--- START Dataset records ---

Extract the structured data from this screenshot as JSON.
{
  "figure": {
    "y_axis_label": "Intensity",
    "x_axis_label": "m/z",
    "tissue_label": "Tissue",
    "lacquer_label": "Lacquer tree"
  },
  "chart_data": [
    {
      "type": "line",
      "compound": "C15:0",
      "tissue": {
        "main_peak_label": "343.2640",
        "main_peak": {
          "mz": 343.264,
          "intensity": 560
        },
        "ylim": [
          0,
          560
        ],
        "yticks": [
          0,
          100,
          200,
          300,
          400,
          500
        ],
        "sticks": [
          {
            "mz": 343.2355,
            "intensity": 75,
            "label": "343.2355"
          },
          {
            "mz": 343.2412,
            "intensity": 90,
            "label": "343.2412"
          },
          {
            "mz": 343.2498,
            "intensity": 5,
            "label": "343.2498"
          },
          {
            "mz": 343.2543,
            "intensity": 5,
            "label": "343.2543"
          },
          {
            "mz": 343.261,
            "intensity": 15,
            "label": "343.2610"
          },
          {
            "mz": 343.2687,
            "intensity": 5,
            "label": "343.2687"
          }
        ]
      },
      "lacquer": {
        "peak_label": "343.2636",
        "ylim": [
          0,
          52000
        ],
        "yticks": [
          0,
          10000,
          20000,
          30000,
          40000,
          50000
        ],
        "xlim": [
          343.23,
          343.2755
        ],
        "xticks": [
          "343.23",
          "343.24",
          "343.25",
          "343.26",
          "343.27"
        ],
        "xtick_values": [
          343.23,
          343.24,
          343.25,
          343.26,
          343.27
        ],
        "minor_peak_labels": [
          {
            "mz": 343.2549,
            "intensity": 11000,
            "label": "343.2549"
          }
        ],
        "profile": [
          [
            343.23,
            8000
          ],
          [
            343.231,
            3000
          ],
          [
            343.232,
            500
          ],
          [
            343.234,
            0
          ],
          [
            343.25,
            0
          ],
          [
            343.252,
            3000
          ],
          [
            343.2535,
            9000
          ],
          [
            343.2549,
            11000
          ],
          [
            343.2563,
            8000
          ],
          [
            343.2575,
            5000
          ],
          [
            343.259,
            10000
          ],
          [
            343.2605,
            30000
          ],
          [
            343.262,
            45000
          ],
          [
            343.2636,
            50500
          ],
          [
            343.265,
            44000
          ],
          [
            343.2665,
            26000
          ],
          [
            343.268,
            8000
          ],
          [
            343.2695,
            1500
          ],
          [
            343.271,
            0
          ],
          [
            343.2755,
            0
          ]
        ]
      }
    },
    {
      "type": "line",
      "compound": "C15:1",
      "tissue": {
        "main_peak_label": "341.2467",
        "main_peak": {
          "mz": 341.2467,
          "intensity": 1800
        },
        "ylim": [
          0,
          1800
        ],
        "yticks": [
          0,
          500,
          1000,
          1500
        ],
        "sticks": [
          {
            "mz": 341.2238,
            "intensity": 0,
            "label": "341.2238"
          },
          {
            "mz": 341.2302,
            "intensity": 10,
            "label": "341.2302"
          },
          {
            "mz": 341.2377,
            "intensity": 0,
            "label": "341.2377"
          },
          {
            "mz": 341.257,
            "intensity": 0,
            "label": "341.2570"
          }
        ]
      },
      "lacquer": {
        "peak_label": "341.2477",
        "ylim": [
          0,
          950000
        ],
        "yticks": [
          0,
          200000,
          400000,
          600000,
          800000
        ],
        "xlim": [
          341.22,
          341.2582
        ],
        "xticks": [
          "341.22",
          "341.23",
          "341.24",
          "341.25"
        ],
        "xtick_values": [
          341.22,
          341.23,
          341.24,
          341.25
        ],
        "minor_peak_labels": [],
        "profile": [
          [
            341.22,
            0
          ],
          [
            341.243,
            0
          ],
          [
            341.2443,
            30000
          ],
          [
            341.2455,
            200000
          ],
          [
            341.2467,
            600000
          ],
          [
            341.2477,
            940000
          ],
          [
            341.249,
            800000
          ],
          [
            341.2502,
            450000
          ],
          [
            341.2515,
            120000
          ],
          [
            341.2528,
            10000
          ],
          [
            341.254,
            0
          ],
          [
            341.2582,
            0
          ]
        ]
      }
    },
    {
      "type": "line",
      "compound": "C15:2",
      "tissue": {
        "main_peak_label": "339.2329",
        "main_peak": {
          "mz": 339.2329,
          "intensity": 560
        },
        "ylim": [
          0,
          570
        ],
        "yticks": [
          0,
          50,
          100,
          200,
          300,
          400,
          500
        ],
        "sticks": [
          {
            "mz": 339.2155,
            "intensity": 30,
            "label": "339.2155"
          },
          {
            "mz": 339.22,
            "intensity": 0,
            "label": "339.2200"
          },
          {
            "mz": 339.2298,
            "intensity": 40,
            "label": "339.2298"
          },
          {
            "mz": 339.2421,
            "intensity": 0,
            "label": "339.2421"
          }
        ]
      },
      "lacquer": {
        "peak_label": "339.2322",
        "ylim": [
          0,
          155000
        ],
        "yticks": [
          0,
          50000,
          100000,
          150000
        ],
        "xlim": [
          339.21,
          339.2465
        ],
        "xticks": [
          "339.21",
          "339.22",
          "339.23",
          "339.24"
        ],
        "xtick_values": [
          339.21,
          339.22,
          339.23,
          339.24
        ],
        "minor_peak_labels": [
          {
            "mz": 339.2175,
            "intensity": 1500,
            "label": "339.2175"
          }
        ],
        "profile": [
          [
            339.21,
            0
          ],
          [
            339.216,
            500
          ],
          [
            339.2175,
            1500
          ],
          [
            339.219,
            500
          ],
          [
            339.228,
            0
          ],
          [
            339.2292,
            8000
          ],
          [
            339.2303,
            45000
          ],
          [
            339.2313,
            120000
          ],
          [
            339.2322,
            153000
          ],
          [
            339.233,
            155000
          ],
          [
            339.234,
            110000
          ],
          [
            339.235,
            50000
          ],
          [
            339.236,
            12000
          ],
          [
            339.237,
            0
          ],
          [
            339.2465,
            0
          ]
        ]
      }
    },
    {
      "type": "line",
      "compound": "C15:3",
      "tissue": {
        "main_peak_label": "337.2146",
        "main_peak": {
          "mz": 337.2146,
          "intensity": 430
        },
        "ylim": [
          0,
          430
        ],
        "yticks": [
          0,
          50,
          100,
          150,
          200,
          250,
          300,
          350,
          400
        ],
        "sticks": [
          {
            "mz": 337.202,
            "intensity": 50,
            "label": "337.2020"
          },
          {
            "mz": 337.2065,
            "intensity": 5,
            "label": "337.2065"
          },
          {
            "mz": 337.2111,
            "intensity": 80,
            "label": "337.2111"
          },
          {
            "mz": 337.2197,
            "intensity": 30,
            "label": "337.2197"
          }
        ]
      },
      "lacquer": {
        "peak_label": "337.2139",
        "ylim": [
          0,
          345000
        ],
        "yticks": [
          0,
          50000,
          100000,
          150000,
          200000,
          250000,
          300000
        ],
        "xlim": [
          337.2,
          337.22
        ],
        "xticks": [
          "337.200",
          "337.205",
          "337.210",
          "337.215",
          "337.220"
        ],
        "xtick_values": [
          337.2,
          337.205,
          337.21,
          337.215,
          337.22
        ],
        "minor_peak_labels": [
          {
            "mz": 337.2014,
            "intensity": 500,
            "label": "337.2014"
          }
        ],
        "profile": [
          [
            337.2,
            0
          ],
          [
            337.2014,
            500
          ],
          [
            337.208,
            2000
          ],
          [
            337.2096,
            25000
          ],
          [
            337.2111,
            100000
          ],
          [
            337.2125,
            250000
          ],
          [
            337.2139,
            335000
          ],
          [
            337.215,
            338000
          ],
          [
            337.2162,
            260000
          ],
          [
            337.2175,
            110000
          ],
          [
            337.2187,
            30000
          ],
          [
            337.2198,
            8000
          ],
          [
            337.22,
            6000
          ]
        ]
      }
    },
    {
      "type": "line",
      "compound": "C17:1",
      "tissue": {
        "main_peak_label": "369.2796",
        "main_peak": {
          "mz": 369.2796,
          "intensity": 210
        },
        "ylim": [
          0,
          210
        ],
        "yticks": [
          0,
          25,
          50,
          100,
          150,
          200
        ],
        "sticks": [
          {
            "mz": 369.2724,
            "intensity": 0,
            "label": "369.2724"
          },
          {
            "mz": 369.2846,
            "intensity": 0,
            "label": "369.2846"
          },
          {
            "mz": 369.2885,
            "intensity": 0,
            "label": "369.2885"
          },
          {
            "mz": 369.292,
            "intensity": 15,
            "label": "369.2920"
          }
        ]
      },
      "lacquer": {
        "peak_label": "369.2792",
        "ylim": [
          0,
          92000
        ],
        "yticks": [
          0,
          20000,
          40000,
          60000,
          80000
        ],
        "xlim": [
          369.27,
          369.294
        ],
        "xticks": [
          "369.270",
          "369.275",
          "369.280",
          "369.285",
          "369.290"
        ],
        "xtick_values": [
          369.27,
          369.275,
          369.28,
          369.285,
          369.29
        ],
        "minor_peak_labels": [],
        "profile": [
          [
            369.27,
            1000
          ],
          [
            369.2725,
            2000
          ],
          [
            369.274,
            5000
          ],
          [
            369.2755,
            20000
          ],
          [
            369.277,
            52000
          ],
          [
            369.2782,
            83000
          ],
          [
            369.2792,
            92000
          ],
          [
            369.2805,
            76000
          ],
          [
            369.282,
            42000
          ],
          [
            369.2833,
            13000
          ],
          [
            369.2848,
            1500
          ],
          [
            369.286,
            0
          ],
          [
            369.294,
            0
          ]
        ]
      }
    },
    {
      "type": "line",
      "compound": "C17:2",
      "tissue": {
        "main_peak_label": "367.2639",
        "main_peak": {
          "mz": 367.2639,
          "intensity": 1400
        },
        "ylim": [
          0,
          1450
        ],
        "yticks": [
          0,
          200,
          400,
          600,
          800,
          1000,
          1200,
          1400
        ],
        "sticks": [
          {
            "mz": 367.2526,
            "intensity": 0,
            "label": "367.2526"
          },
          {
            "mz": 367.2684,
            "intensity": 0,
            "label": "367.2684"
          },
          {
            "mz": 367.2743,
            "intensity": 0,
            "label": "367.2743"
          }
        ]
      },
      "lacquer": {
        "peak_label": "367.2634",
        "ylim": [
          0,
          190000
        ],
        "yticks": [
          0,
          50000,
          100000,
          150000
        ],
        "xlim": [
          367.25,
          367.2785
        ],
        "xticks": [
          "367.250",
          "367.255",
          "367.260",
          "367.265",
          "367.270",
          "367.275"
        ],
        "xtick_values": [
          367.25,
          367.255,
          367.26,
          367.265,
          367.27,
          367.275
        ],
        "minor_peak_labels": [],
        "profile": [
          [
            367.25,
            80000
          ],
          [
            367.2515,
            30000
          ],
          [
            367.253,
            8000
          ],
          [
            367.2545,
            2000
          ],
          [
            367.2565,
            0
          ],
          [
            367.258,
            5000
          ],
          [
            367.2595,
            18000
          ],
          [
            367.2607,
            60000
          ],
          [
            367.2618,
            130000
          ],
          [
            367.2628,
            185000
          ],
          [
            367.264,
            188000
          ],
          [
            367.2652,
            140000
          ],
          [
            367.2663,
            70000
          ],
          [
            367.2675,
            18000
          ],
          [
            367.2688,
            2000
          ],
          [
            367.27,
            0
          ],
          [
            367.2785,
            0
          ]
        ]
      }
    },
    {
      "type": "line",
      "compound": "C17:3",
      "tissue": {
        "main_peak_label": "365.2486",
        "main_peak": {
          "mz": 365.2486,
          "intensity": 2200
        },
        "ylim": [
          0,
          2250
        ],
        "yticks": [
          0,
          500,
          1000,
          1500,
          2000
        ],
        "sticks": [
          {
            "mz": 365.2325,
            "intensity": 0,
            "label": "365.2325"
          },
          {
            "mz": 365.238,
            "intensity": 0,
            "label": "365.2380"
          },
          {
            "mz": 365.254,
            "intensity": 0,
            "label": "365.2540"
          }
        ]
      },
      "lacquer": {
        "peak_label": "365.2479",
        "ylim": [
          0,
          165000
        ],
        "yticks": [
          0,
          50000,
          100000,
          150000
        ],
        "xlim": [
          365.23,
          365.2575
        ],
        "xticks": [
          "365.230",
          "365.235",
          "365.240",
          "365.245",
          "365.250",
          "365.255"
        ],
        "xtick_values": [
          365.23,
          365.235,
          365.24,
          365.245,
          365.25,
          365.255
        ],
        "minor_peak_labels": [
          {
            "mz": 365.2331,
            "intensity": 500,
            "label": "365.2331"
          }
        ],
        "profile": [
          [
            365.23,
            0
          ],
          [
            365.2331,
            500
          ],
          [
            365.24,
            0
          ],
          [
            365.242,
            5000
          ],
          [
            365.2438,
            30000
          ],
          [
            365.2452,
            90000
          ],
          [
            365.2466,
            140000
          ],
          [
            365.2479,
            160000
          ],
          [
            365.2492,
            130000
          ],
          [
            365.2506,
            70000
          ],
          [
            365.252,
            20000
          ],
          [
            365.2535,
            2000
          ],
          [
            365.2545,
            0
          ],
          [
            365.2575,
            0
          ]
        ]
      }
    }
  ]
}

--- END Dataset records ---

#### Given problem
Read the data above and pull out each line that holds the string "compound".

#### Response to the task
      "compound": "C15:0",
      "compound": "C15:1",
      "compound": "C15:2",
      "compound": "C15:3",
      "compound": "C17:1",
      "compound": "C17:2",
      "compound": "C17:3",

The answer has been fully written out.